■ Short problem: Give an exact copy of every line, leaving images out.

■ Entries shown:
————————

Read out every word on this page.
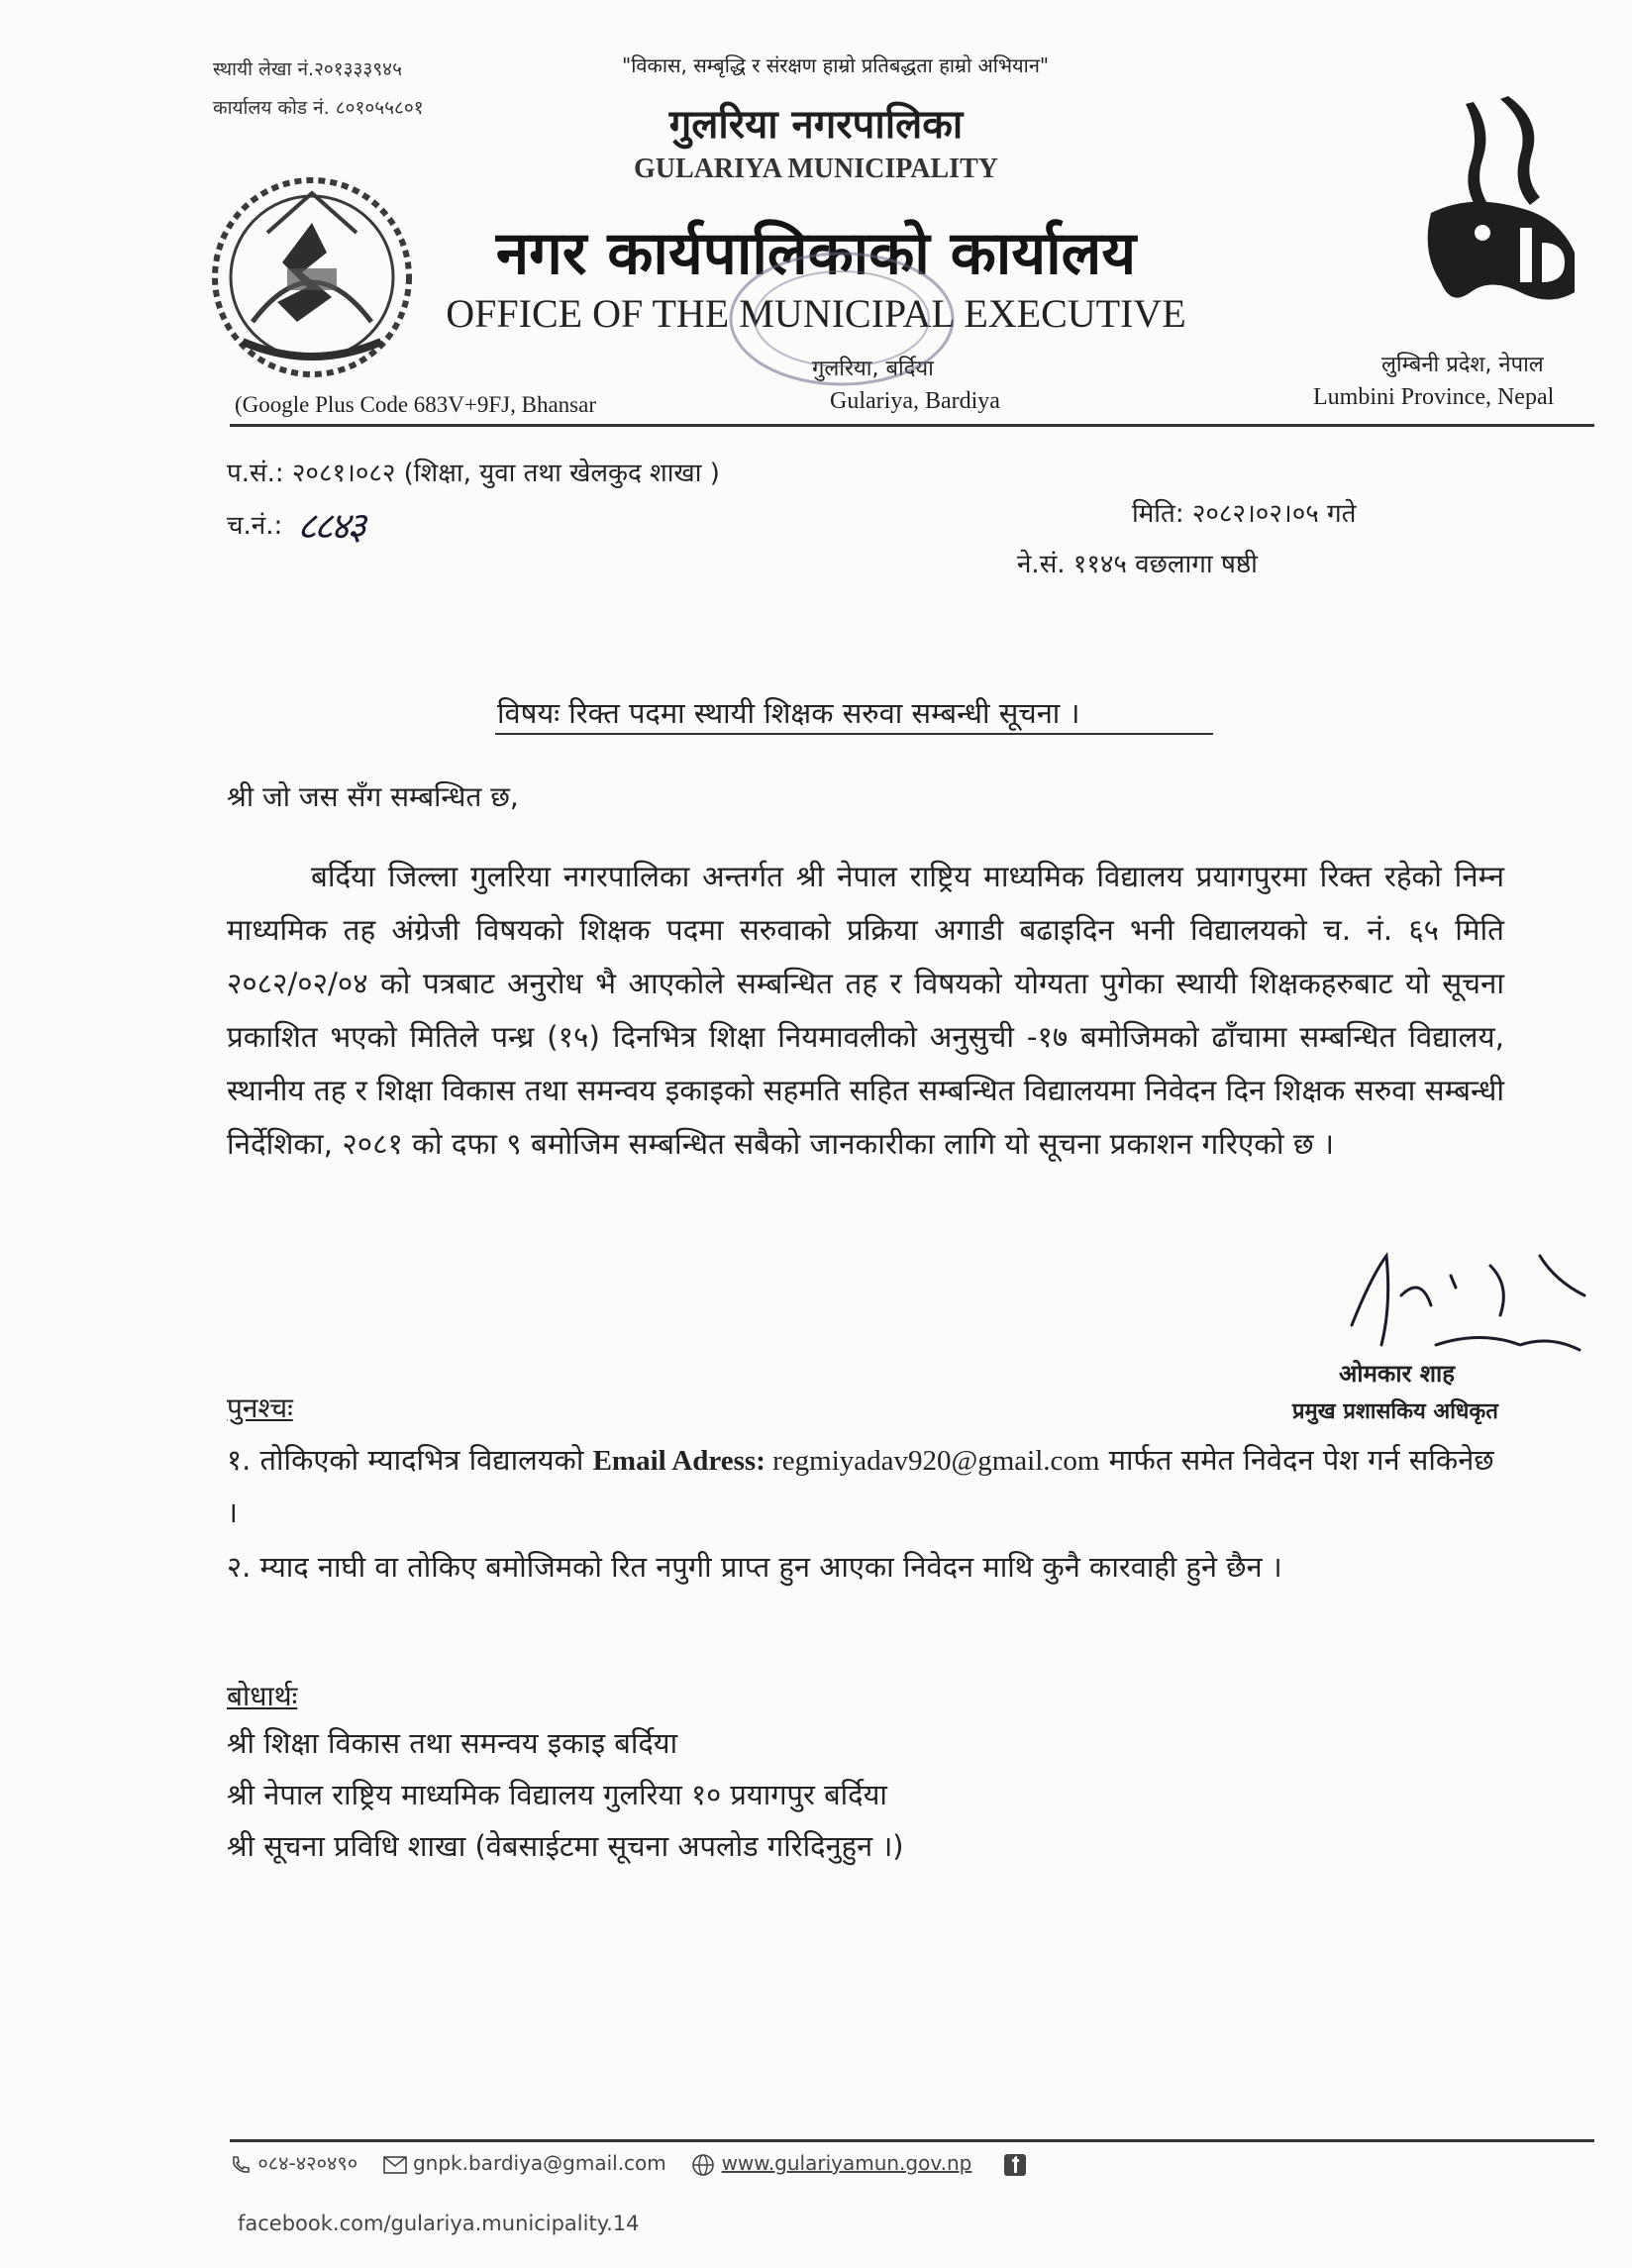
स्थायी लेखा नं.२०१३३३९४५
कार्यालय कोड नं. ८०१०५५८०१
"विकास, सम्बृद्धि र संरक्षण हाम्रो प्रतिबद्धता हाम्रो अभियान"
गुलरिया नगरपालिका
GULARIYA MUNICIPALITY
नगर कार्यपालिकाको कार्यालय
OFFICE OF THE MUNICIPAL EXECUTIVE
गुलरिया, बर्दिया
Gulariya, Bardiya
लुम्बिनी प्रदेश, नेपाल
Lumbini Province, Nepal
(Google Plus Code 683V+9FJ, Bhansar
प.सं.: २०८१।०८२ (शिक्षा, युवा तथा खेलकुद शाखा )
च.नं.: ८८४३	मिति: २०८२।०२।०५ गते
ने.सं. ११४५ वछलागा षष्ठी
विषयः रिक्त पदमा स्थायी शिक्षक सरुवा सम्बन्धी सूचना ।
श्री जो जस सँग सम्बन्धित छ,
बर्दिया जिल्ला गुलरिया नगरपालिका अन्तर्गत श्री नेपाल राष्ट्रिय माध्यमिक विद्यालय प्रयागपुरमा रिक्त रहेको निम्न माध्यमिक तह अंग्रेजी विषयको शिक्षक पदमा सरुवाको प्रक्रिया अगाडी बढाइदिन भनी विद्यालयको च. नं. ६५ मिति २०८२/०२/०४ को पत्रबाट अनुरोध भै आएकोले सम्बन्धित तह र विषयको योग्यता पुगेका स्थायी शिक्षकहरुबाट यो सूचना प्रकाशित भएको मितिले पन्ध्र (१५) दिनभित्र शिक्षा नियमावलीको अनुसुची -१७ बमोजिमको ढाँचामा सम्बन्धित विद्यालय, स्थानीय तह र शिक्षा विकास तथा समन्वय इकाइको सहमति सहित सम्बन्धित विद्यालयमा निवेदन दिन शिक्षक सरुवा सम्बन्धी निर्देशिका, २०८१ को दफा ९ बमोजिम सम्बन्धित सबैको जानकारीका लागि यो सूचना प्रकाशन गरिएको छ ।
ओमकार शाह
प्रमुख प्रशासकिय अधिकृत
पुनश्चः
१. तोकिएको म्यादभित्र विद्यालयको Email Adress: regmiyadav920@gmail.com मार्फत समेत निवेदन पेश गर्न सकिनेछ ।
२. म्याद नाघी वा तोकिए बमोजिमको रित नपुगी प्राप्त हुन आएका निवेदन माथि कुनै कारवाही हुने छैन ।
बोधार्थः
श्री शिक्षा विकास तथा समन्वय इकाइ बर्दिया
श्री नेपाल राष्ट्रिय माध्यमिक विद्यालय गुलरिया १० प्रयागपुर बर्दिया
श्री सूचना प्रविधि शाखा (वेबसाईटमा सूचना अपलोड गरिदिनुहुन ।)
०८४-४२०४९०	gnpk.bardiya@gmail.com	www.gulariyamun.gov.np
facebook.com/gulariya.municipality.14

————————

■ Written answer:
Read out every word on this page.
स्थायी लेखा नं.२०१३३३९४५
कार्यालय कोड नं. ८०१०५५८०१
"विकास, सम्बृद्धि र संरक्षण हाम्रो प्रतिबद्धता हाम्रो अभियान"
गुलरिया नगरपालिका
GULARIYA MUNICIPALITY
नगर कार्यपालिकाको कार्यालय
OFFICE OF THE MUNICIPAL EXECUTIVE
गुलरिया, बर्दिया
Gulariya, Bardiya
लुम्बिनी प्रदेश, नेपाल
Lumbini Province, Nepal
(Google Plus Code 683V+9FJ, Bhansar
प.सं.: २०८१।०८२ (शिक्षा, युवा तथा खेलकुद शाखा )
च.नं.: ८८४३	मिति: २०८२।०२।०५ गते
ने.सं. ११४५ वछलागा षष्ठी
विषयः रिक्त पदमा स्थायी शिक्षक सरुवा सम्बन्धी सूचना ।
श्री जो जस सँग सम्बन्धित छ,
बर्दिया जिल्ला गुलरिया नगरपालिका अन्तर्गत श्री नेपाल राष्ट्रिय माध्यमिक विद्यालय प्रयागपुरमा रिक्त रहेको निम्न माध्यमिक तह अंग्रेजी विषयको शिक्षक पदमा सरुवाको प्रक्रिया अगाडी बढाइदिन भनी विद्यालयको च. नं. ६५ मिति २०८२/०२/०४ को पत्रबाट अनुरोध भै आएकोले सम्बन्धित तह र विषयको योग्यता पुगेका स्थायी शिक्षकहरुबाट यो सूचना प्रकाशित भएको मितिले पन्ध्र (१५) दिनभित्र शिक्षा नियमावलीको अनुसुची -१७ बमोजिमको ढाँचामा सम्बन्धित विद्यालय, स्थानीय तह र शिक्षा विकास तथा समन्वय इकाइको सहमति सहित सम्बन्धित विद्यालयमा निवेदन दिन शिक्षक सरुवा सम्बन्धी निर्देशिका, २०८१ को दफा ९ बमोजिम सम्बन्धित सबैको जानकारीका लागि यो सूचना प्रकाशन गरिएको छ ।
ओमकार शाह
प्रमुख प्रशासकिय अधिकृत
पुनश्चः
१. तोकिएको म्यादभित्र विद्यालयको Email Adress: regmiyadav920@gmail.com मार्फत समेत निवेदन पेश गर्न सकिनेछ ।
२. म्याद नाघी वा तोकिए बमोजिमको रित नपुगी प्राप्त हुन आएका निवेदन माथि कुनै कारवाही हुने छैन ।
बोधार्थः
श्री शिक्षा विकास तथा समन्वय इकाइ बर्दिया
श्री नेपाल राष्ट्रिय माध्यमिक विद्यालय गुलरिया १० प्रयागपुर बर्दिया
श्री सूचना प्रविधि शाखा (वेबसाईटमा सूचना अपलोड गरिदिनुहुन ।)
०८४-४२०४९०	gnpk.bardiya@gmail.com	www.gulariyamun.gov.np
facebook.com/gulariya.municipality.14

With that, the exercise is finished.